# EXERCISE:
Repeat the listing in full, exactly as it stands.
:::
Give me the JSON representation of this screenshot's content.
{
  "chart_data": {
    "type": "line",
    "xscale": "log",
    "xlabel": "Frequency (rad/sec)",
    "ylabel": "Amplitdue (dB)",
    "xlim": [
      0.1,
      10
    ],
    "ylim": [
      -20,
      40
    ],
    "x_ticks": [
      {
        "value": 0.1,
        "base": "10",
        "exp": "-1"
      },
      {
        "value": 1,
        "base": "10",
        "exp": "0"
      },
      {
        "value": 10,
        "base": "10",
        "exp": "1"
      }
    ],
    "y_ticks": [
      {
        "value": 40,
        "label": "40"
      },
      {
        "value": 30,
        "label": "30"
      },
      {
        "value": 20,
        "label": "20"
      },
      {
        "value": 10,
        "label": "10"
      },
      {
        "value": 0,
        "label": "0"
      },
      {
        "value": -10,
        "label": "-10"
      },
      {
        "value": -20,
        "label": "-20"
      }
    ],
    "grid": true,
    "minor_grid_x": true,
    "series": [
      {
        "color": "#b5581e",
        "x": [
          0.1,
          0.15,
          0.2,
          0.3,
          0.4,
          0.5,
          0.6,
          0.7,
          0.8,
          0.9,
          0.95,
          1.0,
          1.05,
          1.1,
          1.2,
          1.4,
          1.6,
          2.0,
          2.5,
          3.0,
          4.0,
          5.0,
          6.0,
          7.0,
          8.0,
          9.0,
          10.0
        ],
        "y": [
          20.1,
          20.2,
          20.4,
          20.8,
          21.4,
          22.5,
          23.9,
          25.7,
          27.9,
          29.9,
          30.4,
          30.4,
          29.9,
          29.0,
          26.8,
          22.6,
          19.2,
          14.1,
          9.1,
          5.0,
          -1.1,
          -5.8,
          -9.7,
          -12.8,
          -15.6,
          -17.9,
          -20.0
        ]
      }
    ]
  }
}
:::
# TASK RESPONSE:
Give me the JSON representation of this screenshot's content.
{
  "chart_data": {
    "type": "line",
    "xscale": "log",
    "xlabel": "Frequency (rad/sec)",
    "ylabel": "Amplitdue (dB)",
    "xlim": [
      0.1,
      10
    ],
    "ylim": [
      -20,
      40
    ],
    "x_ticks": [
      {
        "value": 0.1,
        "base": "10",
        "exp": "-1"
      },
      {
        "value": 1,
        "base": "10",
        "exp": "0"
      },
      {
        "value": 10,
        "base": "10",
        "exp": "1"
      }
    ],
    "y_ticks": [
      {
        "value": 40,
        "label": "40"
      },
      {
        "value": 30,
        "label": "30"
      },
      {
        "value": 20,
        "label": "20"
      },
      {
        "value": 10,
        "label": "10"
      },
      {
        "value": 0,
        "label": "0"
      },
      {
        "value": -10,
        "label": "-10"
      },
      {
        "value": -20,
        "label": "-20"
      }
    ],
    "grid": true,
    "minor_grid_x": true,
    "series": [
      {
        "color": "#b5581e",
        "x": [
          0.1,
          0.15,
          0.2,
          0.3,
          0.4,
          0.5,
          0.6,
          0.7,
          0.8,
          0.9,
          0.95,
          1.0,
          1.05,
          1.1,
          1.2,
          1.4,
          1.6,
          2.0,
          2.5,
          3.0,
          4.0,
          5.0,
          6.0,
          7.0,
          8.0,
          9.0,
          10.0
        ],
        "y": [
          20.1,
          20.2,
          20.4,
          20.8,
          21.4,
          22.5,
          23.9,
          25.7,
          27.9,
          29.9,
          30.4,
          30.4,
          29.9,
          29.0,
          26.8,
          22.6,
          19.2,
          14.1,
          9.1,
          5.0,
          -1.1,
          -5.8,
          -9.7,
          -12.8,
          -15.6,
          -17.9,
          -20.0
        ]
      }
    ]
  }
}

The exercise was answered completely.